* What the exercise asks:
Copy out every line of the data exactly.
=== Records provided ===
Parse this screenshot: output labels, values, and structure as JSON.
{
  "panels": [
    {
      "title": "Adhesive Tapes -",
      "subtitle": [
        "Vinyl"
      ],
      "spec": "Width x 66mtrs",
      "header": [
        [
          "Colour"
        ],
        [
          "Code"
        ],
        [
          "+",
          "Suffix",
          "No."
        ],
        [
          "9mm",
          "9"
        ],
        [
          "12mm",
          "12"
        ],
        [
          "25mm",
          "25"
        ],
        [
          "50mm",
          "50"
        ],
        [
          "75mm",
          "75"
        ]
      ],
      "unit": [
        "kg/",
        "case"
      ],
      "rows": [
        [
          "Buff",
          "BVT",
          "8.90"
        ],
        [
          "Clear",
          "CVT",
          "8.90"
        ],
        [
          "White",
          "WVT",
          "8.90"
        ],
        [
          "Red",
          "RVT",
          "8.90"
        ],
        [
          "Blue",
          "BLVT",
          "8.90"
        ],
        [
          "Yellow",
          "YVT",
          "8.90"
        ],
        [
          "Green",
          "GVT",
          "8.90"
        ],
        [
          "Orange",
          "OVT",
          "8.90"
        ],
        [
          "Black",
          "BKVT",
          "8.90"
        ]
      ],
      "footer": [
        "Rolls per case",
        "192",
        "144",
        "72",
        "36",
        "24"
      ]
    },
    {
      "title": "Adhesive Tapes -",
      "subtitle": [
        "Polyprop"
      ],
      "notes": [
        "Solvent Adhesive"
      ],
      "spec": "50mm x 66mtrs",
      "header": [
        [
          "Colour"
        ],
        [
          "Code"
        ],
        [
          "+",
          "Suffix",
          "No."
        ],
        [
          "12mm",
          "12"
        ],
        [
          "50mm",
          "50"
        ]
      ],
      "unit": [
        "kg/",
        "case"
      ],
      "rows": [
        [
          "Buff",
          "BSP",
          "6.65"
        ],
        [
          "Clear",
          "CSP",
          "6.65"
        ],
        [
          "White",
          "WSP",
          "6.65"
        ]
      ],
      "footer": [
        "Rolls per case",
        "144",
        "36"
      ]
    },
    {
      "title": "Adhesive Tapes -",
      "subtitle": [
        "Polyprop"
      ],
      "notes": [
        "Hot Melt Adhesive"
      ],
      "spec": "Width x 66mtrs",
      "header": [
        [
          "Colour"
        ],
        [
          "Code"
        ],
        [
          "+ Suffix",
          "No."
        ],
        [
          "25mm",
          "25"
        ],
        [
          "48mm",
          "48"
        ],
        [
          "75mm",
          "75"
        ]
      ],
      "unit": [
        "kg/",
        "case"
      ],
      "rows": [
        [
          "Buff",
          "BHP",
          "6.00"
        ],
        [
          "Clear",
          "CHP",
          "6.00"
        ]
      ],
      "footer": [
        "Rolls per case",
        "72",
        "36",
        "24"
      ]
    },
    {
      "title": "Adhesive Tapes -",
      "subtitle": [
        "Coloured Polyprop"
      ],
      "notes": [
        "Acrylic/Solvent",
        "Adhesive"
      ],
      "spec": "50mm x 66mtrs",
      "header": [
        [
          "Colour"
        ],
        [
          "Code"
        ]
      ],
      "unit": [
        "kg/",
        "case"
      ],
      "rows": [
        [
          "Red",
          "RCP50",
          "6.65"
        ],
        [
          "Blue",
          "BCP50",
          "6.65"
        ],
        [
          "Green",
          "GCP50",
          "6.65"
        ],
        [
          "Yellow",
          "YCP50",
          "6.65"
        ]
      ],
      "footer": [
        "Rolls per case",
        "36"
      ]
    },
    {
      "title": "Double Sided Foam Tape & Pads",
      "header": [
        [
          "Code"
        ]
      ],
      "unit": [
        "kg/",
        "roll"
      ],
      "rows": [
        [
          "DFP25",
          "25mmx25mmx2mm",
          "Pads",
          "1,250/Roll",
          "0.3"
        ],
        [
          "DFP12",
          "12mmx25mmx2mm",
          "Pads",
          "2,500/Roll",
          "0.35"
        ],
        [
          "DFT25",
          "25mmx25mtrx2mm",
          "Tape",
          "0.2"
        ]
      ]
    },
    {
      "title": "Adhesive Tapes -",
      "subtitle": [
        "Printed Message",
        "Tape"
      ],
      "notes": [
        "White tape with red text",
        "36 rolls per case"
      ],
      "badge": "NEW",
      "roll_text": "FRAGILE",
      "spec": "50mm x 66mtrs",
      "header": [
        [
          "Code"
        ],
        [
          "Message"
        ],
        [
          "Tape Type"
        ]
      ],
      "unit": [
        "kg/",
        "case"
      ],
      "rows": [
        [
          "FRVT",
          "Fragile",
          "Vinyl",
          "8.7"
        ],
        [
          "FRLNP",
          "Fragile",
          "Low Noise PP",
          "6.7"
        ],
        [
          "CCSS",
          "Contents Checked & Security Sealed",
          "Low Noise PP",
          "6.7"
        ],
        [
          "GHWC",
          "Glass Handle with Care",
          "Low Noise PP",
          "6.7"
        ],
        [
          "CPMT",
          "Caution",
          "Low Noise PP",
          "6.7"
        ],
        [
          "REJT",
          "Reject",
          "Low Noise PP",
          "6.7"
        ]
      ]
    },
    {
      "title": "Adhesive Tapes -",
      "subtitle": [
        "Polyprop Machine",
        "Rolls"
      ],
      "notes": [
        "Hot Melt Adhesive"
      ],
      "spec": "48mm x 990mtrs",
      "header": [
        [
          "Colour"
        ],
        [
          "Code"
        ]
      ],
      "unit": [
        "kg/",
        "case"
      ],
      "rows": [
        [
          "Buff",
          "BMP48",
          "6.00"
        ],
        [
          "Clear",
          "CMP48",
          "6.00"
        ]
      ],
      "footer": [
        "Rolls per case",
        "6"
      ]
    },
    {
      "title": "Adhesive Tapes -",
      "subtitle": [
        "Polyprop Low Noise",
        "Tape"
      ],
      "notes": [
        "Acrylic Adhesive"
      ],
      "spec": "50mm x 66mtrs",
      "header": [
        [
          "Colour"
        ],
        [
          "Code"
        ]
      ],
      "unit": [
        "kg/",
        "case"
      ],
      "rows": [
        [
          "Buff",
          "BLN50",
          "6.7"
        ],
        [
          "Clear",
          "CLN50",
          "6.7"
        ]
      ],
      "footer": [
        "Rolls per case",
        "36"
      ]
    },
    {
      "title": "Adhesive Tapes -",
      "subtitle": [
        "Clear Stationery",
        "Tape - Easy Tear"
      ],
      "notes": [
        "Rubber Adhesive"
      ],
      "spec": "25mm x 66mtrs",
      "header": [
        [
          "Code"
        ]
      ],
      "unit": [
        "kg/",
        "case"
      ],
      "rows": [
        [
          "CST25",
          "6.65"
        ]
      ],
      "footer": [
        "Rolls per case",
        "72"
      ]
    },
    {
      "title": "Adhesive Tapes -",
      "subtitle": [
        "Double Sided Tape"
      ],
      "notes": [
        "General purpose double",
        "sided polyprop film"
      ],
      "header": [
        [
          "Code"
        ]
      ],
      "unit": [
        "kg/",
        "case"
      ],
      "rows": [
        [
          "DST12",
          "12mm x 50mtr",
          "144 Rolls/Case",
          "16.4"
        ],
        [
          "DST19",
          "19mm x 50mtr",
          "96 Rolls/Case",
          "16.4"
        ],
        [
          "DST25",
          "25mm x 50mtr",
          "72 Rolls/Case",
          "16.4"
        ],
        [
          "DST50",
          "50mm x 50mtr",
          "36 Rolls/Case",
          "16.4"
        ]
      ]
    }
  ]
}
===
* Solution:
Parse this screenshot: output labels, values, and structure as JSON.
{
  "panels": [
    {
      "title": "Adhesive Tapes -",
      "subtitle": [
        "Vinyl"
      ],
      "spec": "Width x 66mtrs",
      "header": [
        [
          "Colour"
        ],
        [
          "Code"
        ],
        [
          "+",
          "Suffix",
          "No."
        ],
        [
          "9mm",
          "9"
        ],
        [
          "12mm",
          "12"
        ],
        [
          "25mm",
          "25"
        ],
        [
          "50mm",
          "50"
        ],
        [
          "75mm",
          "75"
        ]
      ],
      "unit": [
        "kg/",
        "case"
      ],
      "rows": [
        [
          "Buff",
          "BVT",
          "8.90"
        ],
        [
          "Clear",
          "CVT",
          "8.90"
        ],
        [
          "White",
          "WVT",
          "8.90"
        ],
        [
          "Red",
          "RVT",
          "8.90"
        ],
        [
          "Blue",
          "BLVT",
          "8.90"
        ],
        [
          "Yellow",
          "YVT",
          "8.90"
        ],
        [
          "Green",
          "GVT",
          "8.90"
        ],
        [
          "Orange",
          "OVT",
          "8.90"
        ],
        [
          "Black",
          "BKVT",
          "8.90"
        ]
      ],
      "footer": [
        "Rolls per case",
        "192",
        "144",
        "72",
        "36",
        "24"
      ]
    },
    {
      "title": "Adhesive Tapes -",
      "subtitle": [
        "Polyprop"
      ],
      "notes": [
        "Solvent Adhesive"
      ],
      "spec": "50mm x 66mtrs",
      "header": [
        [
          "Colour"
        ],
        [
          "Code"
        ],
        [
          "+",
          "Suffix",
          "No."
        ],
        [
          "12mm",
          "12"
        ],
        [
          "50mm",
          "50"
        ]
      ],
      "unit": [
        "kg/",
        "case"
      ],
      "rows": [
        [
          "Buff",
          "BSP",
          "6.65"
        ],
        [
          "Clear",
          "CSP",
          "6.65"
        ],
        [
          "White",
          "WSP",
          "6.65"
        ]
      ],
      "footer": [
        "Rolls per case",
        "144",
        "36"
      ]
    },
    {
      "title": "Adhesive Tapes -",
      "subtitle": [
        "Polyprop"
      ],
      "notes": [
        "Hot Melt Adhesive"
      ],
      "spec": "Width x 66mtrs",
      "header": [
        [
          "Colour"
        ],
        [
          "Code"
        ],
        [
          "+ Suffix",
          "No."
        ],
        [
          "25mm",
          "25"
        ],
        [
          "48mm",
          "48"
        ],
        [
          "75mm",
          "75"
        ]
      ],
      "unit": [
        "kg/",
        "case"
      ],
      "rows": [
        [
          "Buff",
          "BHP",
          "6.00"
        ],
        [
          "Clear",
          "CHP",
          "6.00"
        ]
      ],
      "footer": [
        "Rolls per case",
        "72",
        "36",
        "24"
      ]
    },
    {
      "title": "Adhesive Tapes -",
      "subtitle": [
        "Coloured Polyprop"
      ],
      "notes": [
        "Acrylic/Solvent",
        "Adhesive"
      ],
      "spec": "50mm x 66mtrs",
      "header": [
        [
          "Colour"
        ],
        [
          "Code"
        ]
      ],
      "unit": [
        "kg/",
        "case"
      ],
      "rows": [
        [
          "Red",
          "RCP50",
          "6.65"
        ],
        [
          "Blue",
          "BCP50",
          "6.65"
        ],
        [
          "Green",
          "GCP50",
          "6.65"
        ],
        [
          "Yellow",
          "YCP50",
          "6.65"
        ]
      ],
      "footer": [
        "Rolls per case",
        "36"
      ]
    },
    {
      "title": "Double Sided Foam Tape & Pads",
      "header": [
        [
          "Code"
        ]
      ],
      "unit": [
        "kg/",
        "roll"
      ],
      "rows": [
        [
          "DFP25",
          "25mmx25mmx2mm",
          "Pads",
          "1,250/Roll",
          "0.3"
        ],
        [
          "DFP12",
          "12mmx25mmx2mm",
          "Pads",
          "2,500/Roll",
          "0.35"
        ],
        [
          "DFT25",
          "25mmx25mtrx2mm",
          "Tape",
          "0.2"
        ]
      ]
    },
    {
      "title": "Adhesive Tapes -",
      "subtitle": [
        "Printed Message",
        "Tape"
      ],
      "notes": [
        "White tape with red text",
        "36 rolls per case"
      ],
      "badge": "NEW",
      "roll_text": "FRAGILE",
      "spec": "50mm x 66mtrs",
      "header": [
        [
          "Code"
        ],
        [
          "Message"
        ],
        [
          "Tape Type"
        ]
      ],
      "unit": [
        "kg/",
        "case"
      ],
      "rows": [
        [
          "FRVT",
          "Fragile",
          "Vinyl",
          "8.7"
        ],
        [
          "FRLNP",
          "Fragile",
          "Low Noise PP",
          "6.7"
        ],
        [
          "CCSS",
          "Contents Checked & Security Sealed",
          "Low Noise PP",
          "6.7"
        ],
        [
          "GHWC",
          "Glass Handle with Care",
          "Low Noise PP",
          "6.7"
        ],
        [
          "CPMT",
          "Caution",
          "Low Noise PP",
          "6.7"
        ],
        [
          "REJT",
          "Reject",
          "Low Noise PP",
          "6.7"
        ]
      ]
    },
    {
      "title": "Adhesive Tapes -",
      "subtitle": [
        "Polyprop Machine",
        "Rolls"
      ],
      "notes": [
        "Hot Melt Adhesive"
      ],
      "spec": "48mm x 990mtrs",
      "header": [
        [
          "Colour"
        ],
        [
          "Code"
        ]
      ],
      "unit": [
        "kg/",
        "case"
      ],
      "rows": [
        [
          "Buff",
          "BMP48",
          "6.00"
        ],
        [
          "Clear",
          "CMP48",
          "6.00"
        ]
      ],
      "footer": [
        "Rolls per case",
        "6"
      ]
    },
    {
      "title": "Adhesive Tapes -",
      "subtitle": [
        "Polyprop Low Noise",
        "Tape"
      ],
      "notes": [
        "Acrylic Adhesive"
      ],
      "spec": "50mm x 66mtrs",
      "header": [
        [
          "Colour"
        ],
        [
          "Code"
        ]
      ],
      "unit": [
        "kg/",
        "case"
      ],
      "rows": [
        [
          "Buff",
          "BLN50",
          "6.7"
        ],
        [
          "Clear",
          "CLN50",
          "6.7"
        ]
      ],
      "footer": [
        "Rolls per case",
        "36"
      ]
    },
    {
      "title": "Adhesive Tapes -",
      "subtitle": [
        "Clear Stationery",
        "Tape - Easy Tear"
      ],
      "notes": [
        "Rubber Adhesive"
      ],
      "spec": "25mm x 66mtrs",
      "header": [
        [
          "Code"
        ]
      ],
      "unit": [
        "kg/",
        "case"
      ],
      "rows": [
        [
          "CST25",
          "6.65"
        ]
      ],
      "footer": [
        "Rolls per case",
        "72"
      ]
    },
    {
      "title": "Adhesive Tapes -",
      "subtitle": [
        "Double Sided Tape"
      ],
      "notes": [
        "General purpose double",
        "sided polyprop film"
      ],
      "header": [
        [
          "Code"
        ]
      ],
      "unit": [
        "kg/",
        "case"
      ],
      "rows": [
        [
          "DST12",
          "12mm x 50mtr",
          "144 Rolls/Case",
          "16.4"
        ],
        [
          "DST19",
          "19mm x 50mtr",
          "96 Rolls/Case",
          "16.4"
        ],
        [
          "DST25",
          "25mm x 50mtr",
          "72 Rolls/Case",
          "16.4"
        ],
        [
          "DST50",
          "50mm x 50mtr",
          "36 Rolls/Case",
          "16.4"
        ]
      ]
    }
  ]
}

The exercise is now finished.